◆ **SET EXERCISE**
Restate the entire listing word for word.

'''

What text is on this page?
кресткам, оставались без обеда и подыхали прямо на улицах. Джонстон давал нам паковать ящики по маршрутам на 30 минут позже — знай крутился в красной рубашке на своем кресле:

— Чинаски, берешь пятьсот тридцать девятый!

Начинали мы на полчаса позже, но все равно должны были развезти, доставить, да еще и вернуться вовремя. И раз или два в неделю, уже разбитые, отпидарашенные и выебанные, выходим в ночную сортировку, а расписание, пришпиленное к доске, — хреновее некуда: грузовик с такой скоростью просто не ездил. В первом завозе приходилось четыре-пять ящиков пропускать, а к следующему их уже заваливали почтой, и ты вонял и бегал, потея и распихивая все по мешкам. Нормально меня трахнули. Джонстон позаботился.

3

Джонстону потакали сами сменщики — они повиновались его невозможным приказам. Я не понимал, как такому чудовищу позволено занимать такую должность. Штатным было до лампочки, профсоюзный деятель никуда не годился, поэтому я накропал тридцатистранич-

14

'''

◆ **RESPONSE**
What text is on this page?
кресткам, оставались без обеда и подыхали прямо на улицах. Джонстон давал нам паковать ящики по маршрутам на 30 минут позже — знай крутился в красной рубашке на своем кресле:

— Чинаски, берешь пятьсот тридцать девятый!

Начинали мы на полчаса позже, но все равно должны были развезти, доставить, да еще и вернуться вовремя. И раз или два в неделю, уже разбитые, отпидарашенные и выебанные, выходим в ночную сортировку, а расписание, пришпиленное к доске, — хреновее некуда: грузовик с такой скоростью просто не ездил. В первом завозе приходилось четыре-пять ящиков пропускать, а к следующему их уже заваливали почтой, и ты вонял и бегал, потея и распихивая все по мешкам. Нормально меня трахнули. Джонстон позаботился.

3

Джонстону потакали сами сменщики — они повиновались его невозможным приказам. Я не понимал, как такому чудовищу позволено занимать такую должность. Штатным было до лампочки, профсоюзный деятель никуда не годился, поэтому я накропал тридцатистранич-

14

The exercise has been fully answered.